(Dataset excerpt)
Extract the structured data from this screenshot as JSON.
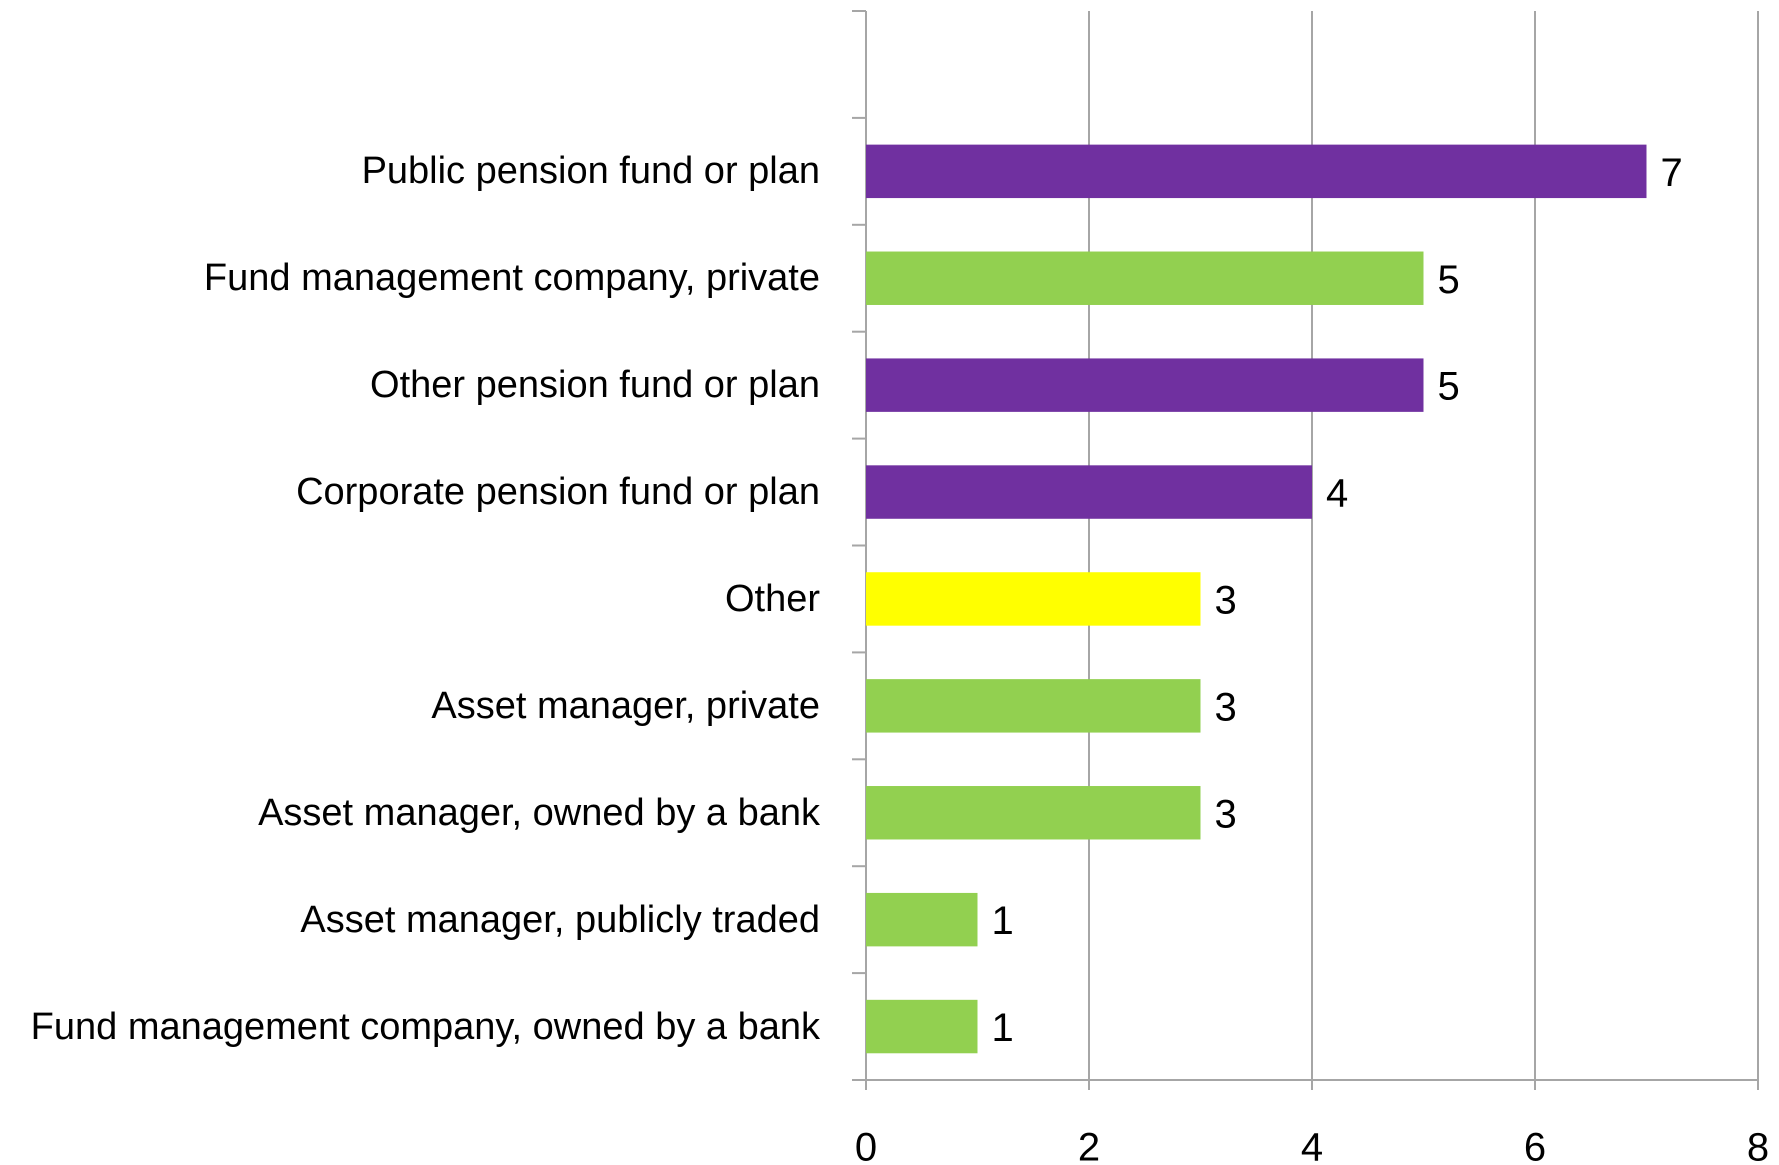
{
  "chart_data": {
    "type": "bar",
    "categories": [
      null,
      "Public pension fund or plan",
      "Fund management company, private",
      "Other pension fund or plan",
      "Corporate pension fund or plan",
      "Other",
      "Asset manager, private",
      "Asset manager, owned by a bank",
      "Asset manager, publicly traded",
      "Fund management company, owned by a bank"
    ],
    "values": [
      null,
      7,
      5,
      5,
      4,
      3,
      3,
      3,
      1,
      1
    ],
    "colors": [
      null,
      "#7030a0",
      "#92d050",
      "#7030a0",
      "#7030a0",
      "#ffff00",
      "#92d050",
      "#92d050",
      "#92d050",
      "#92d050"
    ],
    "xlim": [
      0,
      8
    ],
    "xticks": [
      0,
      2,
      4,
      6,
      8
    ],
    "grid": true
  }
}
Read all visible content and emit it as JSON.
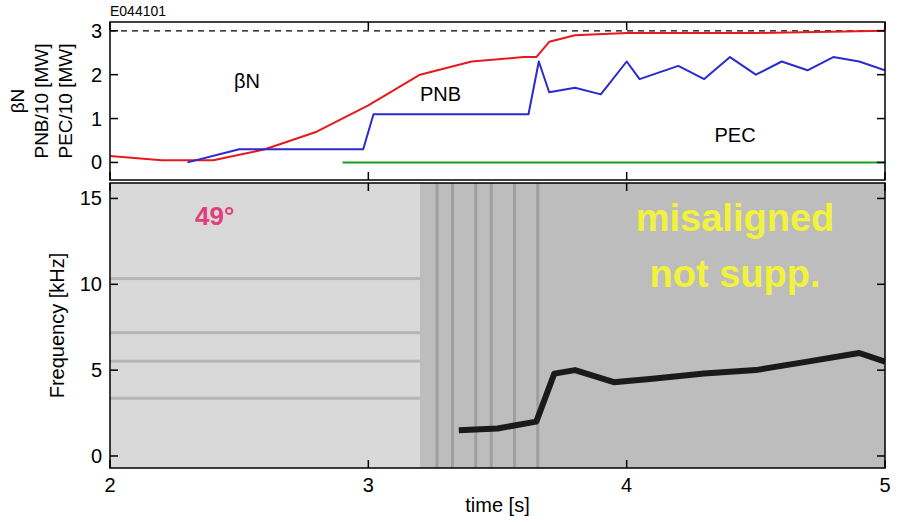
{
  "chart_data": [
    {
      "type": "line",
      "title": "E044101",
      "y_label": [
        "βN",
        "PNB/10 [MW]",
        "PEC/10 [MW]"
      ],
      "xlim": [
        2,
        5
      ],
      "xticks": [
        2,
        3,
        4,
        5
      ],
      "ylim": [
        -0.4,
        3.2
      ],
      "yticks": [
        0,
        1,
        2,
        3
      ],
      "hline": 3,
      "tick_labels": "y",
      "grid": false,
      "series": [
        {
          "name": "βN",
          "color": "#e8191e",
          "line_style": "solid",
          "x": [
            2,
            2.2,
            2.4,
            2.6,
            2.8,
            3.0,
            3.2,
            3.4,
            3.6,
            3.65,
            3.7,
            3.8,
            4.0,
            4.5,
            5.0
          ],
          "values": [
            0.15,
            0.05,
            0.05,
            0.3,
            0.7,
            1.3,
            2.0,
            2.3,
            2.4,
            2.4,
            2.75,
            2.9,
            2.95,
            2.95,
            3.0
          ]
        },
        {
          "name": "PNB",
          "color": "#2a2ad0",
          "line_style": "solid",
          "x": [
            2.3,
            2.5,
            2.98,
            3.02,
            3.62,
            3.66,
            3.7,
            3.8,
            3.9,
            4.0,
            4.05,
            4.2,
            4.3,
            4.4,
            4.5,
            4.6,
            4.7,
            4.8,
            4.9,
            5.0
          ],
          "values": [
            0,
            0.3,
            0.3,
            1.1,
            1.1,
            2.3,
            1.6,
            1.7,
            1.55,
            2.3,
            1.9,
            2.2,
            1.9,
            2.4,
            2.0,
            2.3,
            2.1,
            2.4,
            2.3,
            2.1
          ]
        },
        {
          "name": "PEC",
          "color": "#1aa01a",
          "line_style": "solid",
          "x": [
            2.9,
            5.0
          ],
          "values": [
            0,
            0
          ]
        }
      ]
    },
    {
      "type": "line",
      "y_label": "Frequency [kHz]",
      "x_label": "time [s]",
      "xlim": [
        2,
        5
      ],
      "xticks": [
        2,
        3,
        4,
        5
      ],
      "ylim": [
        -0.7,
        15.9
      ],
      "yticks": [
        0,
        5,
        10,
        15
      ],
      "grid": false,
      "annotations": [
        "49°",
        "misaligned",
        "not supp."
      ],
      "series": [
        {
          "color": "#1a1a1a",
          "line_style": "solid",
          "x": [
            3.35,
            3.5,
            3.65,
            3.72,
            3.8,
            3.95,
            4.1,
            4.3,
            4.5,
            4.7,
            4.9,
            5.0
          ],
          "values": [
            1.5,
            1.6,
            2.0,
            4.8,
            5.0,
            4.3,
            4.5,
            4.8,
            5.0,
            5.5,
            6.0,
            5.5
          ]
        }
      ]
    }
  ]
}
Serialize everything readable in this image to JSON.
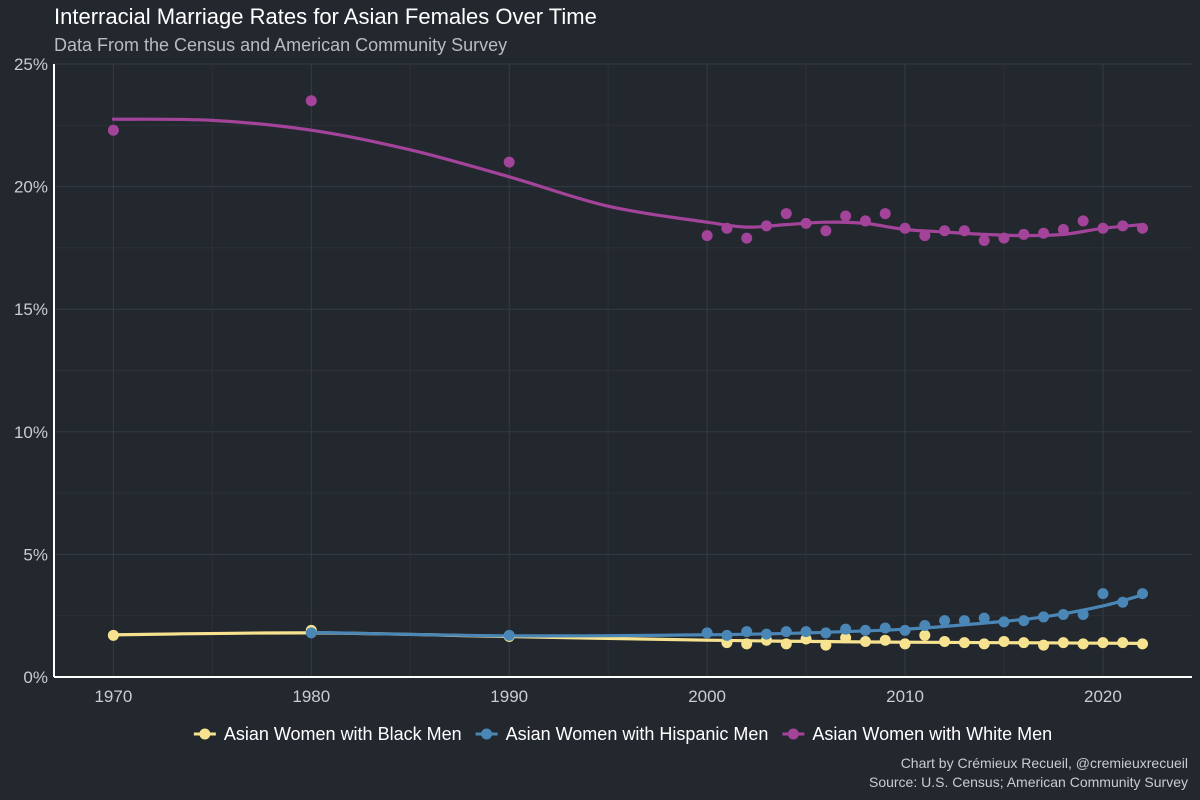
{
  "chart_data": {
    "type": "scatter",
    "title": "Interracial Marriage Rates for Asian Females Over Time",
    "subtitle": "Data From the Census and American Community Survey",
    "xlabel": "",
    "ylabel": "",
    "xlim": [
      1967,
      2024.5
    ],
    "ylim": [
      0,
      25
    ],
    "x_ticks": [
      1970,
      1980,
      1990,
      2000,
      2010,
      2020
    ],
    "y_ticks": [
      0,
      5,
      10,
      15,
      20,
      25
    ],
    "y_tick_labels": [
      "0%",
      "5%",
      "10%",
      "15%",
      "20%",
      "25%"
    ],
    "grid": true,
    "legend_position": "bottom",
    "series": [
      {
        "name": "Asian Women with Black Men",
        "color": "#f7e38f",
        "points": [
          [
            1970,
            1.7
          ],
          [
            1980,
            1.9
          ],
          [
            1990,
            1.65
          ],
          [
            2001,
            1.4
          ],
          [
            2002,
            1.35
          ],
          [
            2003,
            1.5
          ],
          [
            2004,
            1.35
          ],
          [
            2005,
            1.55
          ],
          [
            2006,
            1.3
          ],
          [
            2007,
            1.6
          ],
          [
            2008,
            1.45
          ],
          [
            2009,
            1.5
          ],
          [
            2010,
            1.35
          ],
          [
            2011,
            1.7
          ],
          [
            2012,
            1.45
          ],
          [
            2013,
            1.4
          ],
          [
            2014,
            1.35
          ],
          [
            2015,
            1.45
          ],
          [
            2016,
            1.4
          ],
          [
            2017,
            1.3
          ],
          [
            2018,
            1.4
          ],
          [
            2019,
            1.35
          ],
          [
            2020,
            1.4
          ],
          [
            2021,
            1.4
          ],
          [
            2022,
            1.35
          ]
        ],
        "trend": [
          [
            1970,
            1.72
          ],
          [
            1980,
            1.8
          ],
          [
            1990,
            1.65
          ],
          [
            2000,
            1.5
          ],
          [
            2005,
            1.45
          ],
          [
            2010,
            1.42
          ],
          [
            2015,
            1.4
          ],
          [
            2020,
            1.38
          ],
          [
            2022,
            1.37
          ]
        ]
      },
      {
        "name": "Asian Women with Hispanic Men",
        "color": "#4a86b6",
        "points": [
          [
            1980,
            1.8
          ],
          [
            1990,
            1.7
          ],
          [
            2000,
            1.8
          ],
          [
            2001,
            1.7
          ],
          [
            2002,
            1.85
          ],
          [
            2003,
            1.75
          ],
          [
            2004,
            1.85
          ],
          [
            2005,
            1.85
          ],
          [
            2006,
            1.8
          ],
          [
            2007,
            1.95
          ],
          [
            2008,
            1.9
          ],
          [
            2009,
            2.0
          ],
          [
            2010,
            1.9
          ],
          [
            2011,
            2.1
          ],
          [
            2012,
            2.3
          ],
          [
            2013,
            2.3
          ],
          [
            2014,
            2.4
          ],
          [
            2015,
            2.25
          ],
          [
            2016,
            2.3
          ],
          [
            2017,
            2.45
          ],
          [
            2018,
            2.55
          ],
          [
            2019,
            2.55
          ],
          [
            2020,
            3.4
          ],
          [
            2021,
            3.05
          ],
          [
            2022,
            3.4
          ]
        ],
        "trend": [
          [
            1980,
            1.82
          ],
          [
            1990,
            1.68
          ],
          [
            2000,
            1.72
          ],
          [
            2005,
            1.8
          ],
          [
            2010,
            1.95
          ],
          [
            2014,
            2.2
          ],
          [
            2017,
            2.45
          ],
          [
            2020,
            2.9
          ],
          [
            2022,
            3.35
          ]
        ]
      },
      {
        "name": "Asian Women with White Men",
        "color": "#a3449a",
        "points": [
          [
            1970,
            22.3
          ],
          [
            1980,
            23.5
          ],
          [
            1990,
            21.0
          ],
          [
            2000,
            18.0
          ],
          [
            2001,
            18.3
          ],
          [
            2002,
            17.9
          ],
          [
            2003,
            18.4
          ],
          [
            2004,
            18.9
          ],
          [
            2005,
            18.5
          ],
          [
            2006,
            18.2
          ],
          [
            2007,
            18.8
          ],
          [
            2008,
            18.6
          ],
          [
            2009,
            18.9
          ],
          [
            2010,
            18.3
          ],
          [
            2011,
            18.0
          ],
          [
            2012,
            18.2
          ],
          [
            2013,
            18.2
          ],
          [
            2014,
            17.8
          ],
          [
            2015,
            17.9
          ],
          [
            2016,
            18.05
          ],
          [
            2017,
            18.1
          ],
          [
            2018,
            18.25
          ],
          [
            2019,
            18.6
          ],
          [
            2020,
            18.3
          ],
          [
            2021,
            18.4
          ],
          [
            2022,
            18.3
          ]
        ],
        "trend": [
          [
            1970,
            22.75
          ],
          [
            1975,
            22.7
          ],
          [
            1980,
            22.3
          ],
          [
            1985,
            21.5
          ],
          [
            1990,
            20.4
          ],
          [
            1995,
            19.2
          ],
          [
            2000,
            18.55
          ],
          [
            2002,
            18.35
          ],
          [
            2004,
            18.45
          ],
          [
            2006,
            18.55
          ],
          [
            2008,
            18.5
          ],
          [
            2010,
            18.25
          ],
          [
            2012,
            18.15
          ],
          [
            2014,
            18.05
          ],
          [
            2016,
            18.0
          ],
          [
            2018,
            18.05
          ],
          [
            2020,
            18.3
          ],
          [
            2022,
            18.45
          ]
        ]
      }
    ],
    "caption_line1": "Chart by Crémieux Recueil, @cremieuxrecueil",
    "caption_line2": "Source: U.S. Census; American Community Survey"
  }
}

Your task: Where a line above holds the string "American", show that line.

Task result:
    "subtitle": "Data From the Census and American Community Survey",
    "caption_line2": "Source: U.S. Census; American Community Survey"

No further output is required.